§ Given exercise
Sort through the data and copy the lines holding the word "color".

========================================================================

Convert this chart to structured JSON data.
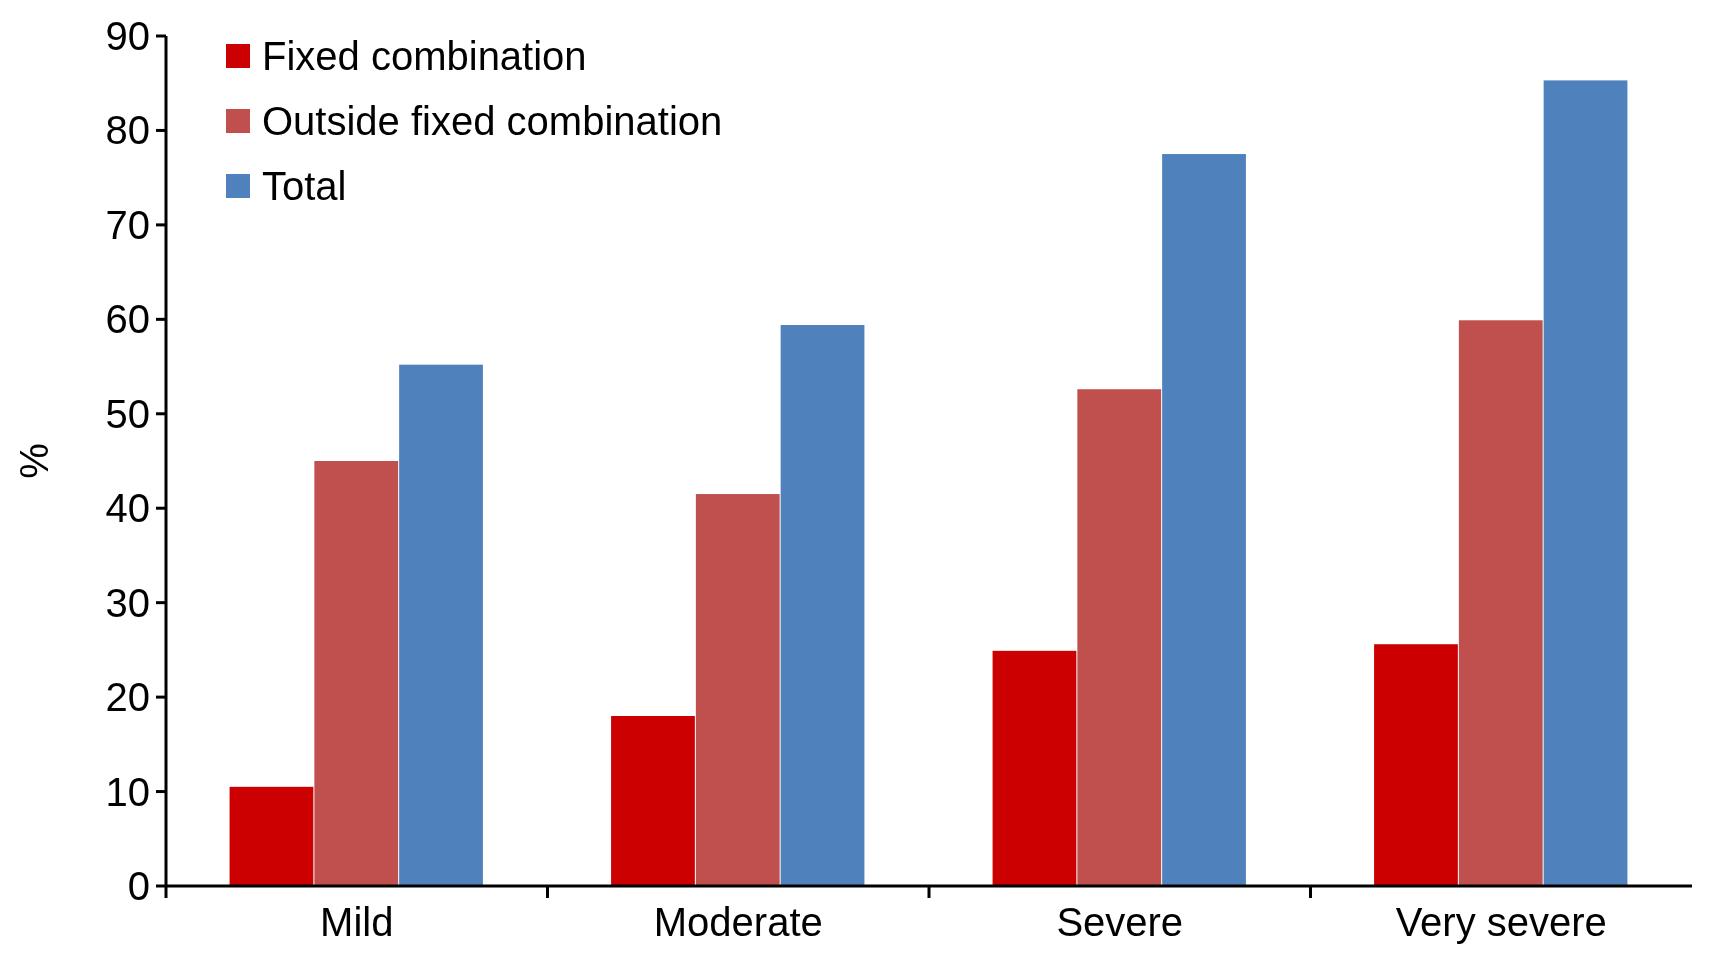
{
  "chart_data": {
    "type": "bar",
    "ylabel": "%",
    "categories": [
      "Mild",
      "Moderate",
      "Severe",
      "Very severe"
    ],
    "series": [
      {
        "name": "Fixed combination",
        "color": "#cc0000",
        "values": [
          10.5,
          18,
          24.9,
          25.6
        ]
      },
      {
        "name": "Outside fixed combination",
        "color": "#c0504d",
        "values": [
          45,
          41.5,
          52.6,
          59.9
        ]
      },
      {
        "name": "Total",
        "color": "#4f81bd",
        "values": [
          55.2,
          59.4,
          77.5,
          85.3
        ]
      }
    ],
    "ylim": [
      0,
      90
    ],
    "yticks": [
      0,
      10,
      20,
      30,
      40,
      50,
      60,
      70,
      80,
      90
    ],
    "grid": false,
    "legend": "top left"
  }
}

========================================================================

§ Answer in full
        "color": "#cc0000",
        "color": "#c0504d",
        "color": "#4f81bd",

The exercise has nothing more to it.